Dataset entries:
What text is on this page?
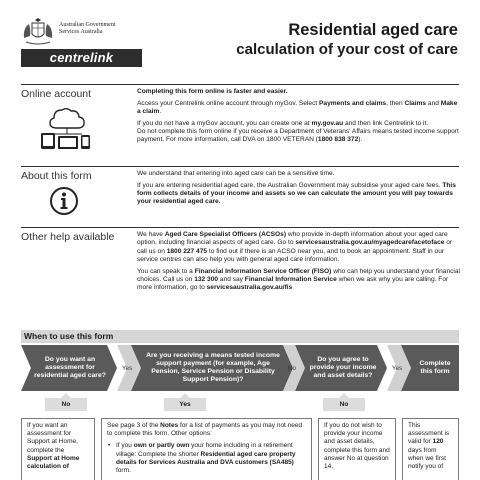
Australian Government
Services Australia
centrelink
Residential aged care
calculation of your cost of care
Online account	Completing this form online is faster and easier.

Access your Centrelink online account through myGov. Select Payments and claims, then Claims and Make a claim.

If you do not have a myGov account, you can create one at my.gov.au and then link Centrelink to it.

Do not complete this form online if you receive a Department of Veterans' Affairs means tested income support payment. For more information, call DVA on 1800 VETERAN (1800 838 372).

About this form	We understand that entering into aged care can be a sensitive time.

If you are entering residential aged care, the Australian Government may subsidise your aged care fees. This form collects details of your income and assets so we can calculate the amount you will pay towards your residential aged care.

Other help available	We have Aged Care Specialist Officers (ACSOs) who provide in-depth information about your aged care option, including financial aspects of aged care. Go to servicesaustralia.gov.au/myagedcarefacetoface or call us on 1800 227 475 to find out if there is an ACSO near you, and to book an appointment. Staff in our service centres can also help you with general aged care information.

You can speak to a Financial Information Service Officer (FISO) who can help you understand your financial choices. Call us on 132 300 and say Financial Information Service when we ask why you are calling. For more information, go to servicesaustralia.gov.au/fis

When to use this form
Do you want an assessment for residential aged care?
Yes
Are you receiving a means tested income support payment (for example, Age Pension, Service Pension or Disability Support Pension)?
No
Do you agree to provide your income and asset details?
Yes
Complete this form
No	Yes	No
If you want an assessment for Support at Home, complete the Support at Home calculation of
See page 3 of the Notes for a list of payments as you may not need to complete this form. Other options:
• If you own or partly own your home including in a retirement village: Complete the shorter Residential aged care property details for Services Australia and DVA customers (SA485) form.
If you do not wish to provide your income and asset details, complete this form and answer No at question 14.
This assessment is valid for 120 days from when we first notify you of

Work instructions »
Report the number of lines that contain "want", with no other words.

Written reply »
2